Plants have several anti-diabetic mechanisms that they work by, including insulin secretagogues, insulin sensitization, β-cells regeneration, enzyme modulation and multimodal activity (Prabhakar et al., 2011). Most medicinal plants act by unique mechanisms which are not found in conventional treatments (Choudhury et al., 2018). Regarding enzyme modulation, some plants act on enzymes which are involved in the diabetic pathway and either inhibits or stimulates them; for example, inhibiting α-glucosidase and stimulating hexokinase enzyme (Alam et al., 2019). Herbs that act as enzyme modulators (i.e. modify enzymes that contribute to glucose and insulin levels) include Momordica charantia, Brassica juncea, and Andrographis paniculata. Some herbs act through inhibition of α-glucosidase and α-amylase, which is similar to some conventional drugs. Glucosidase and amylase are enzymes that help in the breakdown of carbohydrates, thus preventing the elevation of postprandial glucose. Phyllanthus urinaria, Panex ginseng and Glycine max are examples of α-glucosidase and α-amylase inhibitors (Malviya et al., 2010).
Furthermore, herbs which stimulate the release of insulin from pancreatic β-cells include Acacia arabica, Ocimum sanctum and Aegle marmelos. Also, other herbs increase insulin sensitivity such as Cinnamomum cassia, Momordica charantia and Trigonella foenumgraecum. Both actions insulin-sensitizing and insulin secretagogues actions are found in conventional treatment; however, herbs such as Gymnema Sylvestre, Elephantopus scaber and Coriandrum sativum which improve and regenerate pancreatic β-cells function is one of the mechanisms that are not found in the conventional treatment (Verma et al., 2018).
In-depth study of the plants leads to the identification of the bioactive metabolites that are responsible for the anti-diabetic effect. These constituents belong to different classes including, phenolic compounds, flavonoids, alkaloids and saponins. For example, morin, a phenolic compound and the alkaloid vindoline act by inhibition of PTP1B enzyme, this action cannot be done by conventional treatment (Vanitha et al., 2014; Venable et al., 2000). There are also some flavonoids such as daidzein, catechin and pinobanksin, which stimulate GLUT-4 translocation (Kim et al., 2014). Besides, several constituents which act by increasing insulin release such as diosmin, kaempferol-3-neohesperidoside, apigenin and tangeretin (Trojan-Rodrigues et al., 2012).
Conclusion
The active metabolites in different plants could act by unique mechanisms of action in the treatment of T2DM, thus, providing for novel targets for anti-diabetic molecules. Further studies in this area should be enhanced to evaluate the use of these metabolites either solely or as adjunctive therapies in anti-diabetic medications. Ethnopharmacological studies could aid in the selection of medicinal plants to be employed in these preliminary studies. However, the exact bioactive metabolite, along with the definite mechanism of action, should be studied before experimental and clinical studies.
Acknowledgement
There are no acknowledgements to state.
Funding Support
This research did not receive any specific grant from funding agencies in the public, commercial, or not-for-profit sectors.
Conflict of interest
The authors declare no conflict of interest for this study.

§ Exercise directions: Recast the paragraph in the text on anti-diabetic plants that begins "Furthermore, herbs which stimulate" as a short list, keeping its main facts. These saved entries come from a separate source, not from the text above.

(Saved entries)
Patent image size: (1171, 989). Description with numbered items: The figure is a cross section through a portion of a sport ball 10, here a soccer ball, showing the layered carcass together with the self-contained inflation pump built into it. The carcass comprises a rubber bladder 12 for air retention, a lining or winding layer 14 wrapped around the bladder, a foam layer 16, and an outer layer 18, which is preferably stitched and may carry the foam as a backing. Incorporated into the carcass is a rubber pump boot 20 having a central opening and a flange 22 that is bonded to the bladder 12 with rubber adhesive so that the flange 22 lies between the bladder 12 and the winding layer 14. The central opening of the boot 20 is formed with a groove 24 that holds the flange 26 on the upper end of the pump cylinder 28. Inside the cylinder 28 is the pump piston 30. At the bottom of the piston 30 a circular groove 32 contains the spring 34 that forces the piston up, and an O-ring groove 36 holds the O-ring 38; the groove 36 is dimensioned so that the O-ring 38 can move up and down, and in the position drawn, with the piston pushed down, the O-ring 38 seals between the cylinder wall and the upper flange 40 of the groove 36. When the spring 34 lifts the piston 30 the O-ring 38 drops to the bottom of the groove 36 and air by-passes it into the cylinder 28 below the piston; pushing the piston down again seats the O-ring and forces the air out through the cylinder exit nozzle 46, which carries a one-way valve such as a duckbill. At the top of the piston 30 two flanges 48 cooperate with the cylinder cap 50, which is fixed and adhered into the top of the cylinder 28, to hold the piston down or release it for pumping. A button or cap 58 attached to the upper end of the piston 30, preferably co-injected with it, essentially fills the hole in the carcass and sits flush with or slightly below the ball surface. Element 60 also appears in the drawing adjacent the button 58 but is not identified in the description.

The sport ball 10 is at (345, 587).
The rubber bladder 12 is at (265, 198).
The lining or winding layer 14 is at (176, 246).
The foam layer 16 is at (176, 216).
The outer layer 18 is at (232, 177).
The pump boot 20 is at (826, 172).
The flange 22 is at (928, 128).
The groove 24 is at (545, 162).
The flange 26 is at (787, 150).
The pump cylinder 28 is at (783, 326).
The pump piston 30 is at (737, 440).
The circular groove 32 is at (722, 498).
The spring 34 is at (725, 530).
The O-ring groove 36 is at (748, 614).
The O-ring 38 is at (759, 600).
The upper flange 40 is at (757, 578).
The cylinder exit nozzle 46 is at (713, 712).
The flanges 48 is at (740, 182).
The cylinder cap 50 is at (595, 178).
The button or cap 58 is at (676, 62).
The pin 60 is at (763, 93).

§ Task result:
- Herbs that stimulate insulin release from pancreatic β-cells: Acacia arabica, Ocimum sanctum, Aegle marmelos.
- Herbs that increase insulin sensitivity: Cinnamomum cassia, Momordica charantia, Trigonella foenumgraecum.
- Both of these actions are also found in conventional treatment.
- Herbs that improve and regenerate pancreatic β-cell function, a mechanism not found in conventional treatment: Gymnema Sylvestre, Elephantopus scaber, Coriandrum sativum (Verma et al., 2018).